Reproduce the records that follow in full, excluding any picture they contain.

— START Extracted data —

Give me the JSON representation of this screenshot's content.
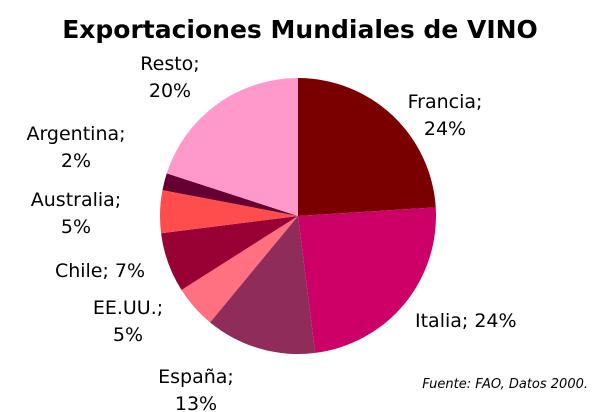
{
  "chart_data": {
    "type": "pie",
    "title": "Exportaciones Mundiales de VINO",
    "categories": [
      "Francia;",
      "Italia;",
      "España;",
      "EE.UU.;",
      "Chile;",
      "Australia;",
      "Argentina;",
      "Resto;"
    ],
    "values": [
      24,
      24,
      13,
      5,
      7,
      5,
      2,
      20
    ],
    "value_labels": [
      "24%",
      "24%",
      "13%",
      "5%",
      "7%",
      "5%",
      "2%",
      "20%"
    ],
    "colors": [
      "#7a0000",
      "#cc0066",
      "#8f2c59",
      "#ff7080",
      "#990033",
      "#ff4d4d",
      "#660033",
      "#ff99cc"
    ],
    "source": "Fuente: FAO, Datos 2000."
  }
}
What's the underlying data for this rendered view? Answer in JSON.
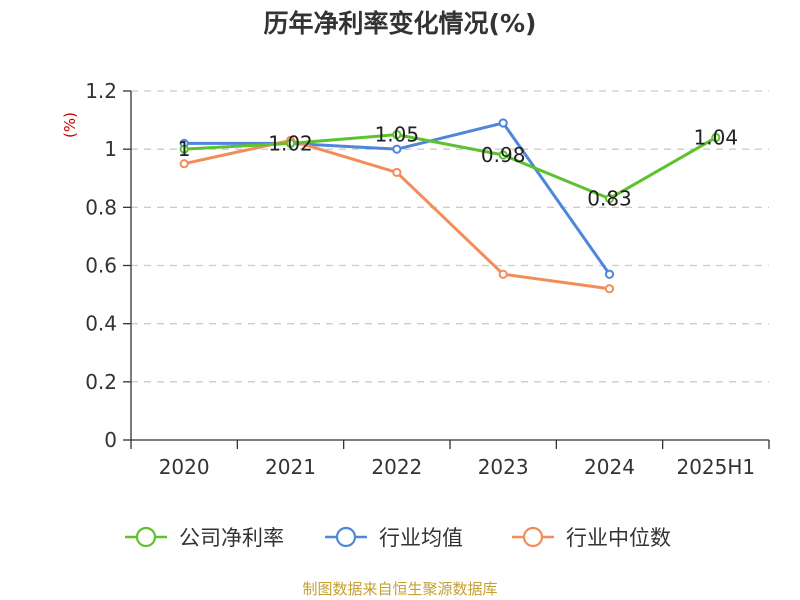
{
  "chart_data": {
    "type": "line",
    "title": "历年净利率变化情况(%)",
    "ylabel": "(%)",
    "xlabel": "",
    "categories": [
      "2020",
      "2021",
      "2022",
      "2023",
      "2024",
      "2025H1"
    ],
    "ylim": [
      0,
      1.2
    ],
    "yticks": [
      0,
      0.2,
      0.4,
      0.6,
      0.8,
      1,
      1.2
    ],
    "ytick_labels": [
      "0",
      "0.2",
      "0.4",
      "0.6",
      "0.8",
      "1",
      "1.2"
    ],
    "grid": "horizontal dashed",
    "legend_position": "bottom",
    "series": [
      {
        "name": "公司净利率",
        "color": "#5cc22e",
        "values": [
          1.0,
          1.02,
          1.05,
          0.98,
          0.83,
          1.04
        ],
        "labels": [
          "1",
          "1.02",
          "1.05",
          "0.98",
          "0.83",
          "1.04"
        ]
      },
      {
        "name": "行业均值",
        "color": "#4f86dc",
        "values": [
          1.02,
          1.02,
          1.0,
          1.09,
          0.57,
          null
        ]
      },
      {
        "name": "行业中位数",
        "color": "#f38c5b",
        "values": [
          0.95,
          1.03,
          0.92,
          0.57,
          0.52,
          null
        ]
      }
    ]
  },
  "source_note": "制图数据来自恒生聚源数据库"
}
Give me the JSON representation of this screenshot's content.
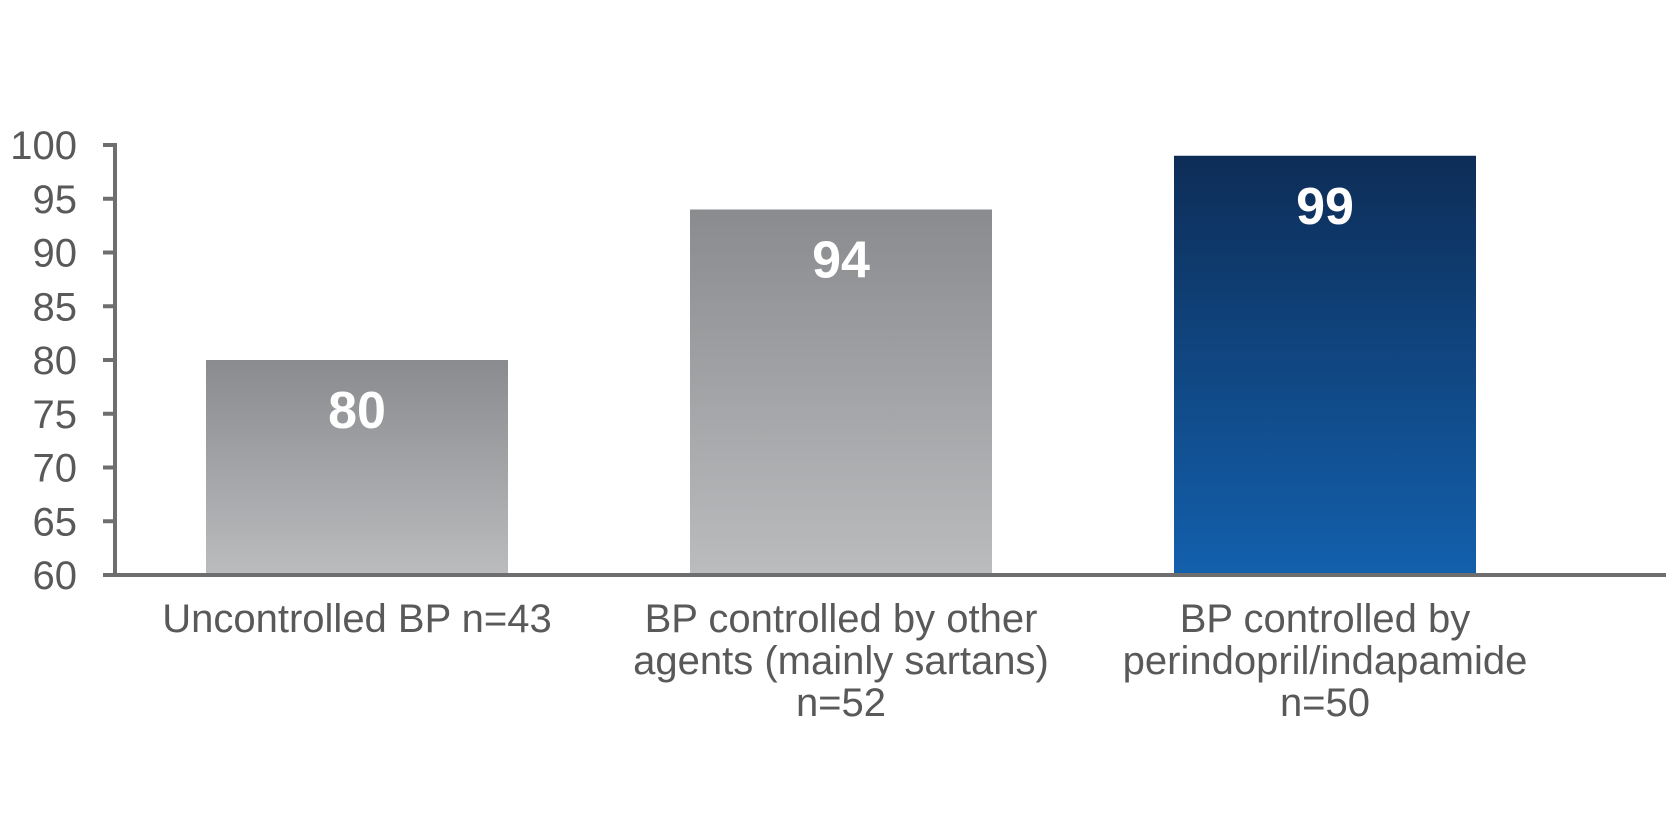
{
  "chart_data": {
    "type": "bar",
    "title": "",
    "xlabel": "",
    "ylabel": "",
    "ylim": [
      60,
      100
    ],
    "yticks": [
      60,
      65,
      70,
      75,
      80,
      85,
      90,
      95,
      100
    ],
    "grid": false,
    "categories": [
      [
        "Uncontrolled BP n=43"
      ],
      [
        "BP controlled by other",
        "agents (mainly sartans)",
        "n=52"
      ],
      [
        "BP controlled by",
        "perindopril/indapamide",
        "n=50"
      ]
    ],
    "values": [
      80,
      94,
      99
    ],
    "data_labels": [
      "80",
      "94",
      "99"
    ],
    "bar_styles": [
      {
        "top": "#898b8e",
        "bottom": "#bbbcbe"
      },
      {
        "top": "#898b8e",
        "bottom": "#bbbcbe"
      },
      {
        "top": "#0d2d57",
        "bottom": "#1360ad"
      }
    ]
  }
}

— END Extracted data —

▶ _Written response_:
Give me the JSON representation of this screenshot's content.
{
  "chart_data": {
    "type": "pie",
    "title": "Exportaciones Mundiales de VINO",
    "categories": [
      "Francia;",
      "Italia;",
      "España;",
      "EE.UU.;",
      "Chile;",
      "Australia;",
      "Argentina;",
      "Resto;"
    ],
    "values": [
      24,
      24,
      13,
      5,
      7,
      5,
      2,
      20
    ],
    "value_labels": [
      "24%",
      "24%",
      "13%",
      "5%",
      "7%",
      "5%",
      "2%",
      "20%"
    ],
    "colors": [
      "#7a0000",
      "#cc0066",
      "#8f2c59",
      "#ff7080",
      "#990033",
      "#ff4d4d",
      "#660033",
      "#ff99cc"
    ],
    "source": "Fuente: FAO, Datos 2000."
  }
}
What's the underlying data for this rendered view? Answer in JSON.
{
  "chart_data": {
    "type": "line",
    "title": "历年净利率变化情况(%)",
    "ylabel": "(%)",
    "xlabel": "",
    "categories": [
      "2020",
      "2021",
      "2022",
      "2023",
      "2024",
      "2025H1"
    ],
    "ylim": [
      0,
      1.2
    ],
    "yticks": [
      0,
      0.2,
      0.4,
      0.6,
      0.8,
      1,
      1.2
    ],
    "ytick_labels": [
      "0",
      "0.2",
      "0.4",
      "0.6",
      "0.8",
      "1",
      "1.2"
    ],
    "grid": "horizontal dashed",
    "legend_position": "bottom",
    "series": [
      {
        "name": "公司净利率",
        "color": "#5cc22e",
        "values": [
          1.0,
          1.02,
          1.05,
          0.98,
          0.83,
          1.04
        ],
        "labels": [
          "1",
          "1.02",
          "1.05",
          "0.98",
          "0.83",
          "1.04"
        ]
      },
      {
        "name": "行业均值",
        "color": "#4f86dc",
        "values": [
          1.02,
          1.02,
          1.0,
          1.09,
          0.57,
          null
        ]
      },
      {
        "name": "行业中位数",
        "color": "#f38c5b",
        "values": [
          0.95,
          1.03,
          0.92,
          0.57,
          0.52,
          null
        ]
      }
    ]
  },
  "source_note": "制图数据来自恒生聚源数据库"
}
Give me the JSON representation of this screenshot's content.
{
  "chart_data": {
    "type": "bar",
    "title": "",
    "xlabel": "",
    "ylabel": "",
    "ylim": [
      60,
      100
    ],
    "yticks": [
      60,
      65,
      70,
      75,
      80,
      85,
      90,
      95,
      100
    ],
    "grid": false,
    "categories": [
      [
        "Uncontrolled BP n=43"
      ],
      [
        "BP controlled by other",
        "agents (mainly sartans)",
        "n=52"
      ],
      [
        "BP controlled by",
        "perindopril/indapamide",
        "n=50"
      ]
    ],
    "values": [
      80,
      94,
      99
    ],
    "data_labels": [
      "80",
      "94",
      "99"
    ],
    "bar_styles": [
      {
        "top": "#898b8e",
        "bottom": "#bbbcbe"
      },
      {
        "top": "#898b8e",
        "bottom": "#bbbcbe"
      },
      {
        "top": "#0d2d57",
        "bottom": "#1360ad"
      }
    ]
  }
}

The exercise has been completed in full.